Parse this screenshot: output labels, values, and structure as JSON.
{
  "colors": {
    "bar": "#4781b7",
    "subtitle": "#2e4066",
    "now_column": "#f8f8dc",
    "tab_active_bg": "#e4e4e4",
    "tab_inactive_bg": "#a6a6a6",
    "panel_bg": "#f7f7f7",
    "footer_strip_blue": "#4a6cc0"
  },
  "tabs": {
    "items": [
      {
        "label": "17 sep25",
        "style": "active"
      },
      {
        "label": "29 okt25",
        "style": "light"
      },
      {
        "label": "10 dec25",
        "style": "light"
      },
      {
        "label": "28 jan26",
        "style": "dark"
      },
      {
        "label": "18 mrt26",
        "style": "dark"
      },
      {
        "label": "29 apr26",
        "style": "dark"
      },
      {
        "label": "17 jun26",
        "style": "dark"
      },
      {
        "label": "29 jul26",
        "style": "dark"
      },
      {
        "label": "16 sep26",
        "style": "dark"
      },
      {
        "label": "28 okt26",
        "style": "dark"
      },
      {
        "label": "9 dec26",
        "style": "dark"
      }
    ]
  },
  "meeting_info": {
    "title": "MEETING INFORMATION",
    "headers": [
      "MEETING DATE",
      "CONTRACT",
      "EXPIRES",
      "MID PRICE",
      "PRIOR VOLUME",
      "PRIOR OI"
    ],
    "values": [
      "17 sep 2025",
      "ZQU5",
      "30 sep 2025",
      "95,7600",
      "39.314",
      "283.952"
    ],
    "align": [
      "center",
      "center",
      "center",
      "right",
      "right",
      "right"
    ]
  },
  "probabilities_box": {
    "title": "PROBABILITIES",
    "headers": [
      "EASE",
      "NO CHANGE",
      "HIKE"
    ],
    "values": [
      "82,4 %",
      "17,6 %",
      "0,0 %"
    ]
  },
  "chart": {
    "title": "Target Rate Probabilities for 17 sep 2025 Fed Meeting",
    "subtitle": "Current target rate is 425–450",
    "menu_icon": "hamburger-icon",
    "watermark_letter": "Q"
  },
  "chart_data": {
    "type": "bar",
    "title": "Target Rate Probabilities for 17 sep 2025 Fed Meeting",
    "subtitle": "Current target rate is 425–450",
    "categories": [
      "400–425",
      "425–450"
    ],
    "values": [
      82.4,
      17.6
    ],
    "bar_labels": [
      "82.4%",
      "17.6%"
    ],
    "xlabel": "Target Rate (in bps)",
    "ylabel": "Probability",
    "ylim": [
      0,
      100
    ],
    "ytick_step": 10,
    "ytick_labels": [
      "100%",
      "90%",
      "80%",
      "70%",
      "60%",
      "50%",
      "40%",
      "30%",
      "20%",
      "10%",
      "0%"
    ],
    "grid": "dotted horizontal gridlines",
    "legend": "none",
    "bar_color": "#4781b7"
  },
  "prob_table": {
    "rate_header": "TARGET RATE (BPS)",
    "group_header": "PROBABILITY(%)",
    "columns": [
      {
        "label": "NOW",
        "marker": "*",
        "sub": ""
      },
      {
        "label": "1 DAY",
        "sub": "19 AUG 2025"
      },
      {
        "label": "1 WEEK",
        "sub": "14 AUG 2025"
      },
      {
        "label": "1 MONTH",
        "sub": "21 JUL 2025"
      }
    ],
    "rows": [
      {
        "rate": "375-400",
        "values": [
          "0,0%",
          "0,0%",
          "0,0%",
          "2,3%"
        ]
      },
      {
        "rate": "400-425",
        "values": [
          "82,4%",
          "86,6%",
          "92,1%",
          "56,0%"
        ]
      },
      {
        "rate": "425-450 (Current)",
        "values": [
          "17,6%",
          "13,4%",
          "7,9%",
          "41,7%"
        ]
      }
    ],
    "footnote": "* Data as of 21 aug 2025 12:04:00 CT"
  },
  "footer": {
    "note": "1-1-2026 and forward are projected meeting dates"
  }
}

--------

GIVEN EXERCISE: Reproduce the material in full, with no word added or dropped.

EXERCISE OUTPUT:
Parse this screenshot: output labels, values, and structure as JSON.
{
  "colors": {
    "bar": "#4781b7",
    "subtitle": "#2e4066",
    "now_column": "#f8f8dc",
    "tab_active_bg": "#e4e4e4",
    "tab_inactive_bg": "#a6a6a6",
    "panel_bg": "#f7f7f7",
    "footer_strip_blue": "#4a6cc0"
  },
  "tabs": {
    "items": [
      {
        "label": "17 sep25",
        "style": "active"
      },
      {
        "label": "29 okt25",
        "style": "light"
      },
      {
        "label": "10 dec25",
        "style": "light"
      },
      {
        "label": "28 jan26",
        "style": "dark"
      },
      {
        "label": "18 mrt26",
        "style": "dark"
      },
      {
        "label": "29 apr26",
        "style": "dark"
      },
      {
        "label": "17 jun26",
        "style": "dark"
      },
      {
        "label": "29 jul26",
        "style": "dark"
      },
      {
        "label": "16 sep26",
        "style": "dark"
      },
      {
        "label": "28 okt26",
        "style": "dark"
      },
      {
        "label": "9 dec26",
        "style": "dark"
      }
    ]
  },
  "meeting_info": {
    "title": "MEETING INFORMATION",
    "headers": [
      "MEETING DATE",
      "CONTRACT",
      "EXPIRES",
      "MID PRICE",
      "PRIOR VOLUME",
      "PRIOR OI"
    ],
    "values": [
      "17 sep 2025",
      "ZQU5",
      "30 sep 2025",
      "95,7600",
      "39.314",
      "283.952"
    ],
    "align": [
      "center",
      "center",
      "center",
      "right",
      "right",
      "right"
    ]
  },
  "probabilities_box": {
    "title": "PROBABILITIES",
    "headers": [
      "EASE",
      "NO CHANGE",
      "HIKE"
    ],
    "values": [
      "82,4 %",
      "17,6 %",
      "0,0 %"
    ]
  },
  "chart": {
    "title": "Target Rate Probabilities for 17 sep 2025 Fed Meeting",
    "subtitle": "Current target rate is 425–450",
    "menu_icon": "hamburger-icon",
    "watermark_letter": "Q"
  },
  "chart_data": {
    "type": "bar",
    "title": "Target Rate Probabilities for 17 sep 2025 Fed Meeting",
    "subtitle": "Current target rate is 425–450",
    "categories": [
      "400–425",
      "425–450"
    ],
    "values": [
      82.4,
      17.6
    ],
    "bar_labels": [
      "82.4%",
      "17.6%"
    ],
    "xlabel": "Target Rate (in bps)",
    "ylabel": "Probability",
    "ylim": [
      0,
      100
    ],
    "ytick_step": 10,
    "ytick_labels": [
      "100%",
      "90%",
      "80%",
      "70%",
      "60%",
      "50%",
      "40%",
      "30%",
      "20%",
      "10%",
      "0%"
    ],
    "grid": "dotted horizontal gridlines",
    "legend": "none",
    "bar_color": "#4781b7"
  },
  "prob_table": {
    "rate_header": "TARGET RATE (BPS)",
    "group_header": "PROBABILITY(%)",
    "columns": [
      {
        "label": "NOW",
        "marker": "*",
        "sub": ""
      },
      {
        "label": "1 DAY",
        "sub": "19 AUG 2025"
      },
      {
        "label": "1 WEEK",
        "sub": "14 AUG 2025"
      },
      {
        "label": "1 MONTH",
        "sub": "21 JUL 2025"
      }
    ],
    "rows": [
      {
        "rate": "375-400",
        "values": [
          "0,0%",
          "0,0%",
          "0,0%",
          "2,3%"
        ]
      },
      {
        "rate": "400-425",
        "values": [
          "82,4%",
          "86,6%",
          "92,1%",
          "56,0%"
        ]
      },
      {
        "rate": "425-450 (Current)",
        "values": [
          "17,6%",
          "13,4%",
          "7,9%",
          "41,7%"
        ]
      }
    ],
    "footnote": "* Data as of 21 aug 2025 12:04:00 CT"
  },
  "footer": {
    "note": "1-1-2026 and forward are projected meeting dates"
  }
}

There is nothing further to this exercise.